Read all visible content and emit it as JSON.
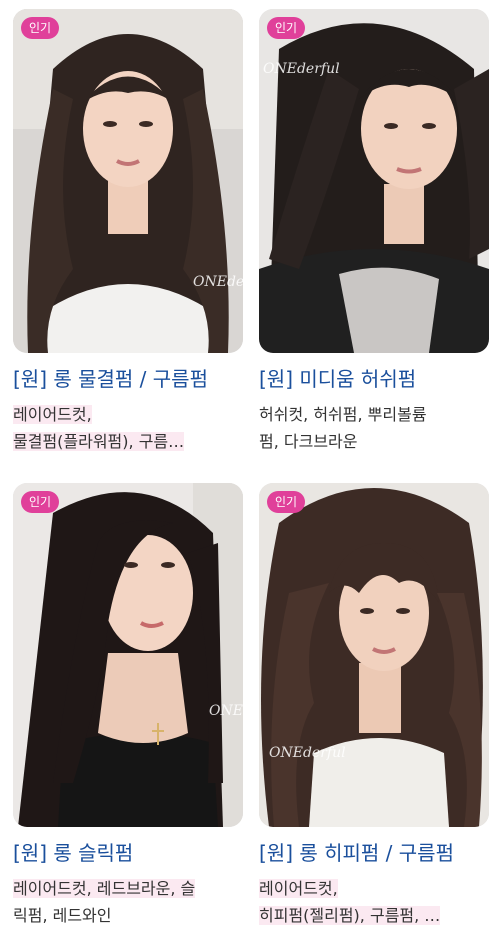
{
  "accent_color": "#e0409a",
  "title_color": "#1a4f9c",
  "cards": [
    {
      "badge": "인기",
      "title": "[원] 롱 물결펌 / 구름펌",
      "tags_line1": "레이어드컷,",
      "tags_line2": "물결펌(플라워펌), 구름…",
      "watermark": "ONEderful",
      "image": "woman-long-wavy-hair-photo"
    },
    {
      "badge": "인기",
      "title": "[원] 미디움 허쉬펌",
      "tags_line1": "허쉬컷, 허쉬펌, 뿌리볼륨",
      "tags_line2": "펌, 다크브라운",
      "watermark": "ONEderful",
      "image": "woman-medium-hush-cut-photo"
    },
    {
      "badge": "인기",
      "title": "[원] 롱 슬릭펌",
      "tags_line1": "레이어드컷, 레드브라운, 슬",
      "tags_line2": "릭펌, 레드와인",
      "watermark": "ONEderful",
      "image": "woman-long-sleek-hair-photo"
    },
    {
      "badge": "인기",
      "title": "[원] 롱 히피펌 / 구름펌",
      "tags_line1": "레이어드컷,",
      "tags_line2": "히피펌(젤리펌), 구름펌, …",
      "watermark": "ONEderful",
      "image": "woman-long-hippie-perm-photo"
    }
  ]
}
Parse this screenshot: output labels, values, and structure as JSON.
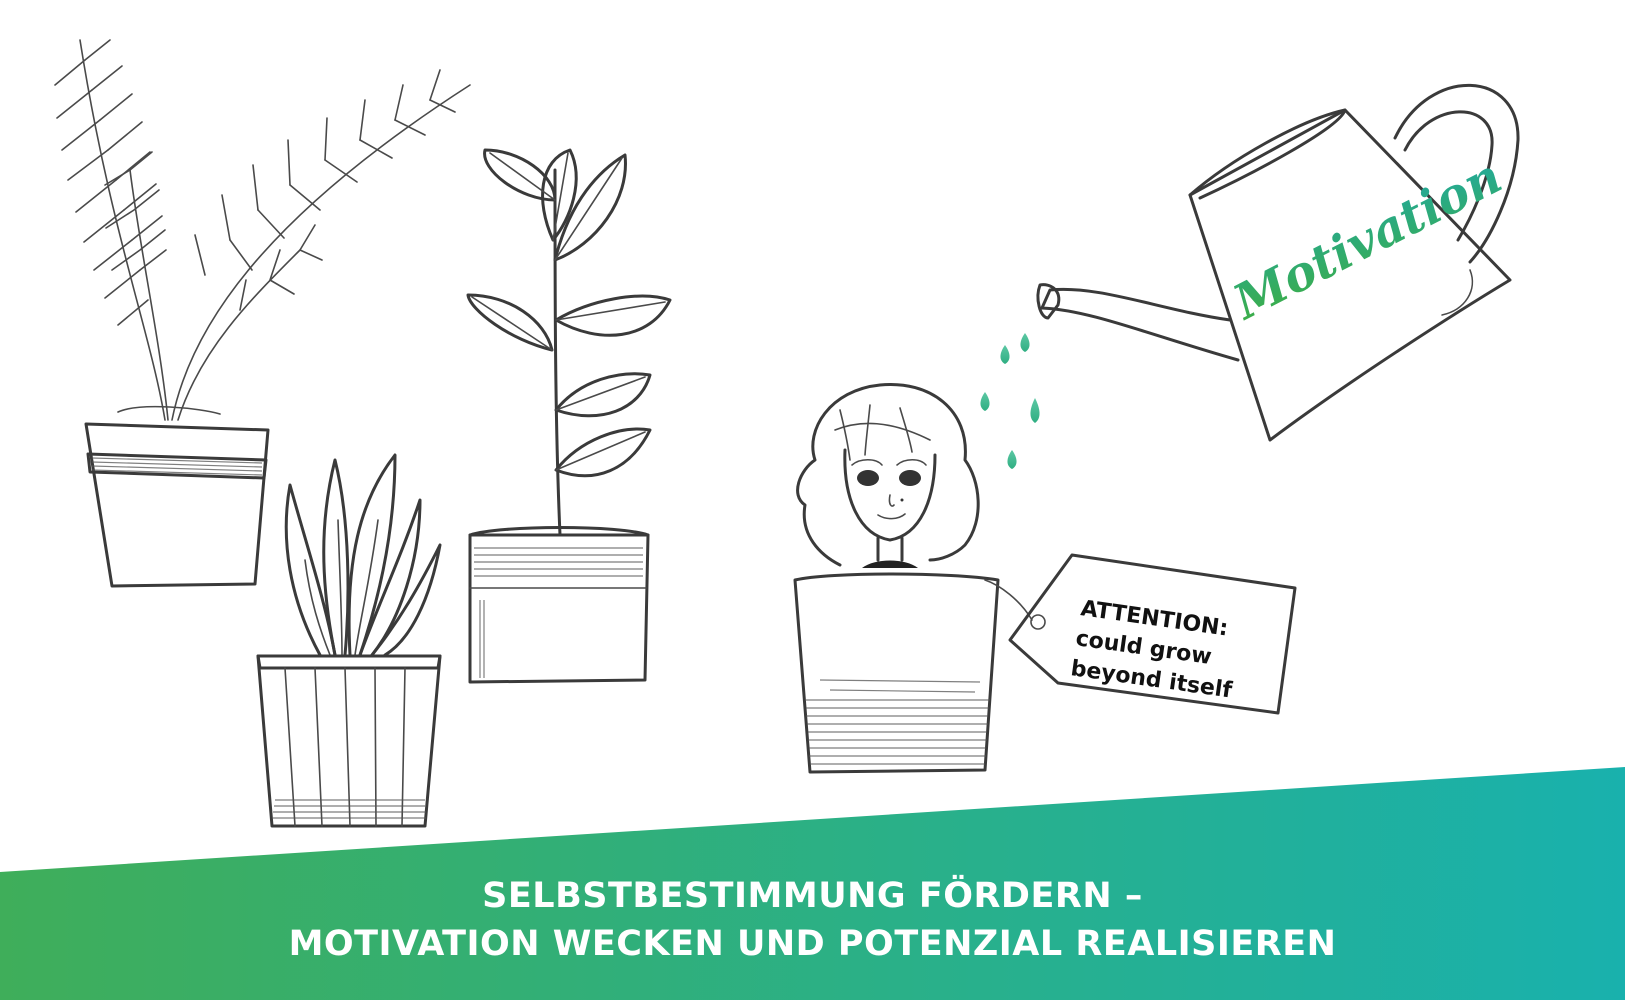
{
  "can": {
    "label": "Motivation"
  },
  "tag": {
    "line1": "ATTENTION:",
    "line2": "could grow",
    "line3": "beyond itself"
  },
  "banner": {
    "line1": "SELBSTBESTIMMUNG FÖRDERN –",
    "line2": "MOTIVATION WECKEN UND POTENZIAL REALISIEREN"
  },
  "colors": {
    "gradient_start": "#3fae5a",
    "gradient_end": "#19b1ad",
    "drop": "#4cbf9a",
    "ink": "#3a3a3a"
  }
}
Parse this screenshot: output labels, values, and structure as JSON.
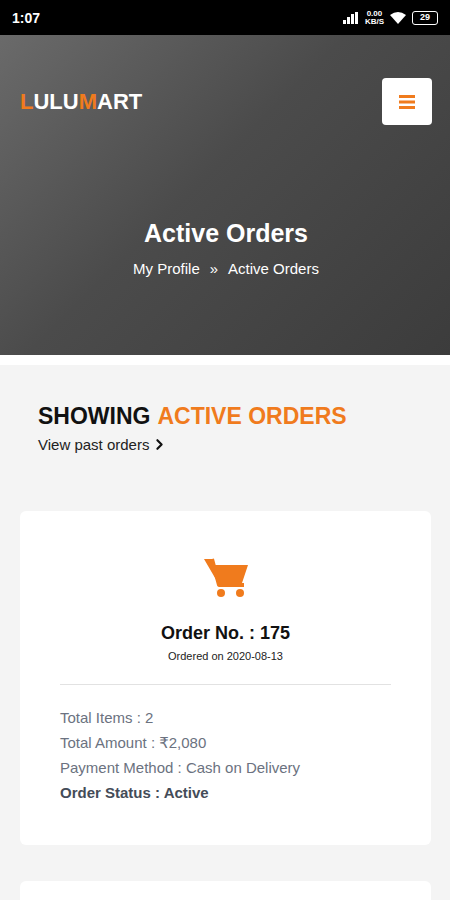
{
  "status_bar": {
    "time": "1:07",
    "network_speed": "0.00",
    "network_unit": "KB/S",
    "battery": "29"
  },
  "header": {
    "logo": [
      {
        "text": "L",
        "accent": true
      },
      {
        "text": "ULU",
        "accent": false
      },
      {
        "text": "M",
        "accent": true
      },
      {
        "text": "ART",
        "accent": false
      }
    ]
  },
  "hero": {
    "title": "Active Orders",
    "breadcrumb": [
      "My Profile",
      "Active Orders"
    ],
    "separator": "»"
  },
  "section": {
    "title": [
      {
        "text": "SHOWING",
        "accent": false
      },
      {
        "text": "ACTIVE ORDERS",
        "accent": true
      }
    ],
    "link": "View past orders"
  },
  "orders": [
    {
      "title": "Order No. : 175",
      "date": "Ordered on 2020-08-13",
      "details": [
        {
          "text": "Total Items : 2",
          "emphasis": false
        },
        {
          "text": "Total Amount : ₹2,080",
          "emphasis": false
        },
        {
          "text": "Payment Method : Cash on Delivery",
          "emphasis": false
        },
        {
          "text": "Order Status : Active",
          "emphasis": true
        }
      ]
    }
  ]
}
----
Print each line of the material above exactly, with the pictures removed from your copy.

### Result
Read all visible content and emit it as JSON.
{
  "accent_color": "#e0409a",
  "title_color": "#1a4f9c",
  "cards": [
    {
      "badge": "인기",
      "title": "[원] 롱 물결펌 / 구름펌",
      "tags_line1": "레이어드컷,",
      "tags_line2": "물결펌(플라워펌), 구름…",
      "watermark": "ONEderful",
      "image": "woman-long-wavy-hair-photo"
    },
    {
      "badge": "인기",
      "title": "[원] 미디움 허쉬펌",
      "tags_line1": "허쉬컷, 허쉬펌, 뿌리볼륨",
      "tags_line2": "펌, 다크브라운",
      "watermark": "ONEderful",
      "image": "woman-medium-hush-cut-photo"
    },
    {
      "badge": "인기",
      "title": "[원] 롱 슬릭펌",
      "tags_line1": "레이어드컷, 레드브라운, 슬",
      "tags_line2": "릭펌, 레드와인",
      "watermark": "ONEderful",
      "image": "woman-long-sleek-hair-photo"
    },
    {
      "badge": "인기",
      "title": "[원] 롱 히피펌 / 구름펌",
      "tags_line1": "레이어드컷,",
      "tags_line2": "히피펌(젤리펌), 구름펌, …",
      "watermark": "ONEderful",
      "image": "woman-long-hippie-perm-photo"
    }
  ]
}
Parse this screenshot: output labels, values, and structure as JSON.
{
  "can": {
    "label": "Motivation"
  },
  "tag": {
    "line1": "ATTENTION:",
    "line2": "could grow",
    "line3": "beyond itself"
  },
  "banner": {
    "line1": "SELBSTBESTIMMUNG FÖRDERN –",
    "line2": "MOTIVATION WECKEN UND POTENZIAL REALISIEREN"
  },
  "colors": {
    "gradient_start": "#3fae5a",
    "gradient_end": "#19b1ad",
    "drop": "#4cbf9a",
    "ink": "#3a3a3a"
  }
}
Parse this screenshot: output labels, values, and structure as JSON.
{
  "status_bar": {
    "time": "1:07",
    "network_speed": "0.00",
    "network_unit": "KB/S",
    "battery": "29"
  },
  "header": {
    "logo": [
      {
        "text": "L",
        "accent": true
      },
      {
        "text": "ULU",
        "accent": false
      },
      {
        "text": "M",
        "accent": true
      },
      {
        "text": "ART",
        "accent": false
      }
    ]
  },
  "hero": {
    "title": "Active Orders",
    "breadcrumb": [
      "My Profile",
      "Active Orders"
    ],
    "separator": "»"
  },
  "section": {
    "title": [
      {
        "text": "SHOWING",
        "accent": false
      },
      {
        "text": "ACTIVE ORDERS",
        "accent": true
      }
    ],
    "link": "View past orders"
  },
  "orders": [
    {
      "title": "Order No. : 175",
      "date": "Ordered on 2020-08-13",
      "details": [
        {
          "text": "Total Items : 2",
          "emphasis": false
        },
        {
          "text": "Total Amount : ₹2,080",
          "emphasis": false
        },
        {
          "text": "Payment Method : Cash on Delivery",
          "emphasis": false
        },
        {
          "text": "Order Status : Active",
          "emphasis": true
        }
      ]
    }
  ]
}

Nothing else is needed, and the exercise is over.